## What to do
Repeat all the data exactly, and where a record holds a picture, leave that picture out.

====== Data supplied ======

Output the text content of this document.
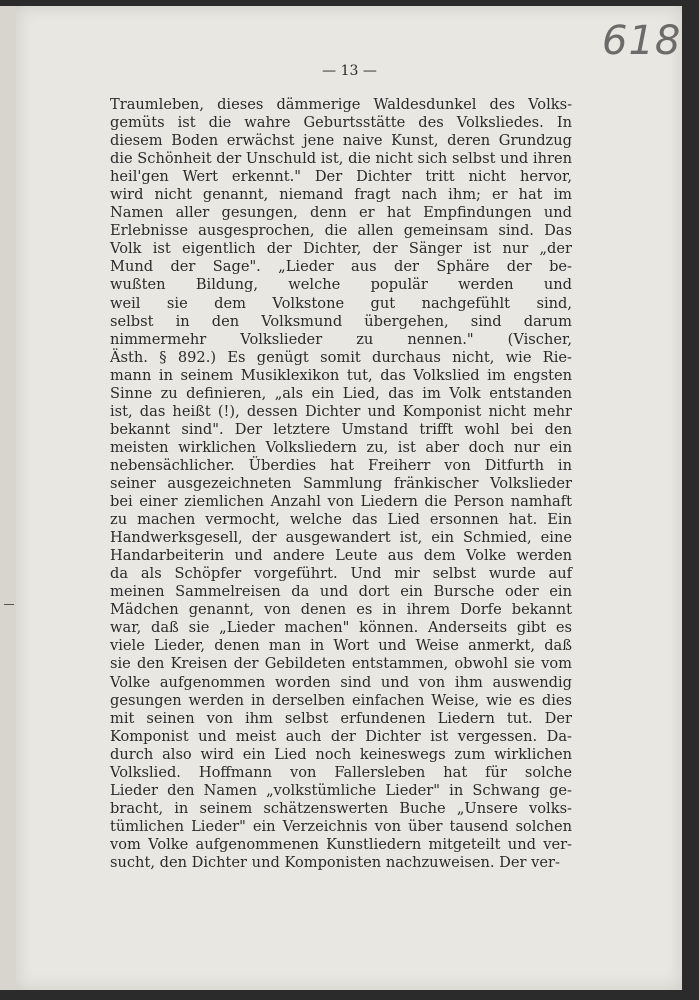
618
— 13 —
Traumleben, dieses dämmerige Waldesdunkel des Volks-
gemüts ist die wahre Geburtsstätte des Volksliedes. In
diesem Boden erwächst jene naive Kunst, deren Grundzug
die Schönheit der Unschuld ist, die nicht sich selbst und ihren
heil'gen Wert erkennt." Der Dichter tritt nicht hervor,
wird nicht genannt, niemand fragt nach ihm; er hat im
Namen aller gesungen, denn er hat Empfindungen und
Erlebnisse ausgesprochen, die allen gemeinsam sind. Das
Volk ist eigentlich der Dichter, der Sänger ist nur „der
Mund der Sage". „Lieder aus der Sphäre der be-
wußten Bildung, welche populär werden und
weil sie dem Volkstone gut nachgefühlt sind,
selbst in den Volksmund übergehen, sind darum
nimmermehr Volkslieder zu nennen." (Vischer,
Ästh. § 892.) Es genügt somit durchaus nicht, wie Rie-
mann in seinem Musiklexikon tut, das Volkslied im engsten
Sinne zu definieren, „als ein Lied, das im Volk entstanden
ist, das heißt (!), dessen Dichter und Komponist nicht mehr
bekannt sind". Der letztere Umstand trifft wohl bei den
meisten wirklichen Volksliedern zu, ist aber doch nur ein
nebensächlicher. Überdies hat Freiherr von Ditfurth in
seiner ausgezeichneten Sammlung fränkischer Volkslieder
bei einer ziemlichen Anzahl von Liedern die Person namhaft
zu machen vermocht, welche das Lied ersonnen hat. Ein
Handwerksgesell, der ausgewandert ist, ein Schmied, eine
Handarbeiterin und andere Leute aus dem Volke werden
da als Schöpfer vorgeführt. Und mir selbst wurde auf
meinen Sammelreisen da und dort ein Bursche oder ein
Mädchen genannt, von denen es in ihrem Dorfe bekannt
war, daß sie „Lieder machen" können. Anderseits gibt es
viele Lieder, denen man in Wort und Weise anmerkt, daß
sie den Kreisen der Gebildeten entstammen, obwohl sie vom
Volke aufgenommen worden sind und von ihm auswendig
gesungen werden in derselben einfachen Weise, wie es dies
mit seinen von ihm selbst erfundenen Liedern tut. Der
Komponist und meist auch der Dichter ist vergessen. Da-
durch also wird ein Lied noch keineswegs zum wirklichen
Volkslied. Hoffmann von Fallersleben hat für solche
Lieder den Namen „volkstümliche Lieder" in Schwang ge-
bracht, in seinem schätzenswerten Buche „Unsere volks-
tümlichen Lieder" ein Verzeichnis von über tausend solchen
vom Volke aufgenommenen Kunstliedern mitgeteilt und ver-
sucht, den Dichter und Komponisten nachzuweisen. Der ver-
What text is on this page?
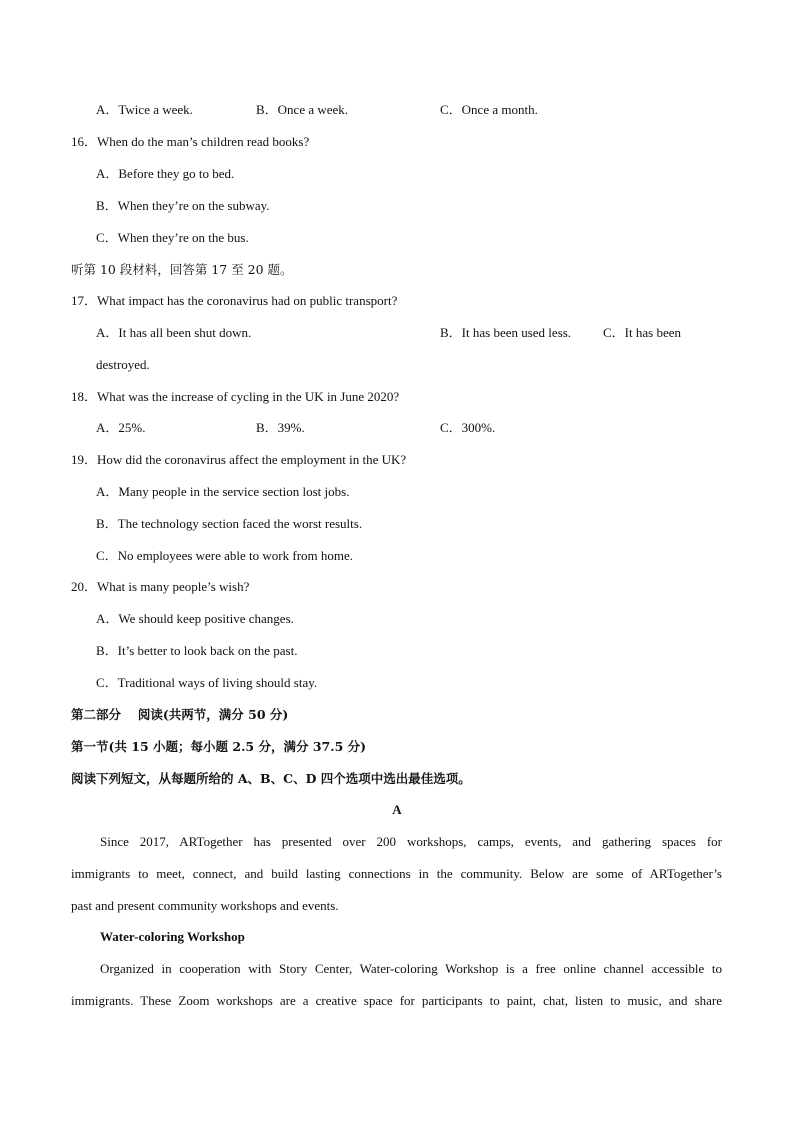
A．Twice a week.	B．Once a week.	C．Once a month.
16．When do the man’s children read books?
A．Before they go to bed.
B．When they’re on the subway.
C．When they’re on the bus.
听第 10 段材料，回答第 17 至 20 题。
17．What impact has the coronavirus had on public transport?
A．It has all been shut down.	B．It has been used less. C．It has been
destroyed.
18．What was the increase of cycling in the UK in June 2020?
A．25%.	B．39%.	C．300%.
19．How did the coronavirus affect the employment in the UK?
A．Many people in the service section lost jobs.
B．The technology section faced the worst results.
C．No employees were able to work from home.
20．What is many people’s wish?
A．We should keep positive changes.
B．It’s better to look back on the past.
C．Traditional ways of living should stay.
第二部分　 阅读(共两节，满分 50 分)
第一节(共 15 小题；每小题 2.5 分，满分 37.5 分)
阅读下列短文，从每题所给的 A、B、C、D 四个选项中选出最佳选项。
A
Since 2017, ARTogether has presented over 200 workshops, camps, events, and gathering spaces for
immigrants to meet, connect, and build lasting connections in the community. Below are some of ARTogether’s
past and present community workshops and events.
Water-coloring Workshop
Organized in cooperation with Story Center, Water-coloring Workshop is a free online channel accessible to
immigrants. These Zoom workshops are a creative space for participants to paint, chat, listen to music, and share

======

## Expected output
Output the text content of this document.
618
— 13 —
Traumleben, dieses dämmerige Waldesdunkel des Volks-
gemüts ist die wahre Geburtsstätte des Volksliedes. In
diesem Boden erwächst jene naive Kunst, deren Grundzug
die Schönheit der Unschuld ist, die nicht sich selbst und ihren
heil'gen Wert erkennt." Der Dichter tritt nicht hervor,
wird nicht genannt, niemand fragt nach ihm; er hat im
Namen aller gesungen, denn er hat Empfindungen und
Erlebnisse ausgesprochen, die allen gemeinsam sind. Das
Volk ist eigentlich der Dichter, der Sänger ist nur „der
Mund der Sage". „Lieder aus der Sphäre der be-
wußten Bildung, welche populär werden und
weil sie dem Volkstone gut nachgefühlt sind,
selbst in den Volksmund übergehen, sind darum
nimmermehr Volkslieder zu nennen." (Vischer,
Ästh. § 892.) Es genügt somit durchaus nicht, wie Rie-
mann in seinem Musiklexikon tut, das Volkslied im engsten
Sinne zu definieren, „als ein Lied, das im Volk entstanden
ist, das heißt (!), dessen Dichter und Komponist nicht mehr
bekannt sind". Der letztere Umstand trifft wohl bei den
meisten wirklichen Volksliedern zu, ist aber doch nur ein
nebensächlicher. Überdies hat Freiherr von Ditfurth in
seiner ausgezeichneten Sammlung fränkischer Volkslieder
bei einer ziemlichen Anzahl von Liedern die Person namhaft
zu machen vermocht, welche das Lied ersonnen hat. Ein
Handwerksgesell, der ausgewandert ist, ein Schmied, eine
Handarbeiterin und andere Leute aus dem Volke werden
da als Schöpfer vorgeführt. Und mir selbst wurde auf
meinen Sammelreisen da und dort ein Bursche oder ein
Mädchen genannt, von denen es in ihrem Dorfe bekannt
war, daß sie „Lieder machen" können. Anderseits gibt es
viele Lieder, denen man in Wort und Weise anmerkt, daß
sie den Kreisen der Gebildeten entstammen, obwohl sie vom
Volke aufgenommen worden sind und von ihm auswendig
gesungen werden in derselben einfachen Weise, wie es dies
mit seinen von ihm selbst erfundenen Liedern tut. Der
Komponist und meist auch der Dichter ist vergessen. Da-
durch also wird ein Lied noch keineswegs zum wirklichen
Volkslied. Hoffmann von Fallersleben hat für solche
Lieder den Namen „volkstümliche Lieder" in Schwang ge-
bracht, in seinem schätzenswerten Buche „Unsere volks-
tümlichen Lieder" ein Verzeichnis von über tausend solchen
vom Volke aufgenommenen Kunstliedern mitgeteilt und ver-
sucht, den Dichter und Komponisten nachzuweisen. Der ver-
What text is on this page?
A．Twice a week.	B．Once a week.	C．Once a month.
16．When do the man’s children read books?
A．Before they go to bed.
B．When they’re on the subway.
C．When they’re on the bus.
听第 10 段材料，回答第 17 至 20 题。
17．What impact has the coronavirus had on public transport?
A．It has all been shut down.	B．It has been used less. C．It has been
destroyed.
18．What was the increase of cycling in the UK in June 2020?
A．25%.	B．39%.	C．300%.
19．How did the coronavirus affect the employment in the UK?
A．Many people in the service section lost jobs.
B．The technology section faced the worst results.
C．No employees were able to work from home.
20．What is many people’s wish?
A．We should keep positive changes.
B．It’s better to look back on the past.
C．Traditional ways of living should stay.
第二部分　 阅读(共两节，满分 50 分)
第一节(共 15 小题；每小题 2.5 分，满分 37.5 分)
阅读下列短文，从每题所给的 A、B、C、D 四个选项中选出最佳选项。
A
Since 2017, ARTogether has presented over 200 workshops, camps, events, and gathering spaces for
immigrants to meet, connect, and build lasting connections in the community. Below are some of ARTogether’s
past and present community workshops and events.
Water-coloring Workshop
Organized in cooperation with Story Center, Water-coloring Workshop is a free online channel accessible to
immigrants. These Zoom workshops are a creative space for participants to paint, chat, listen to music, and share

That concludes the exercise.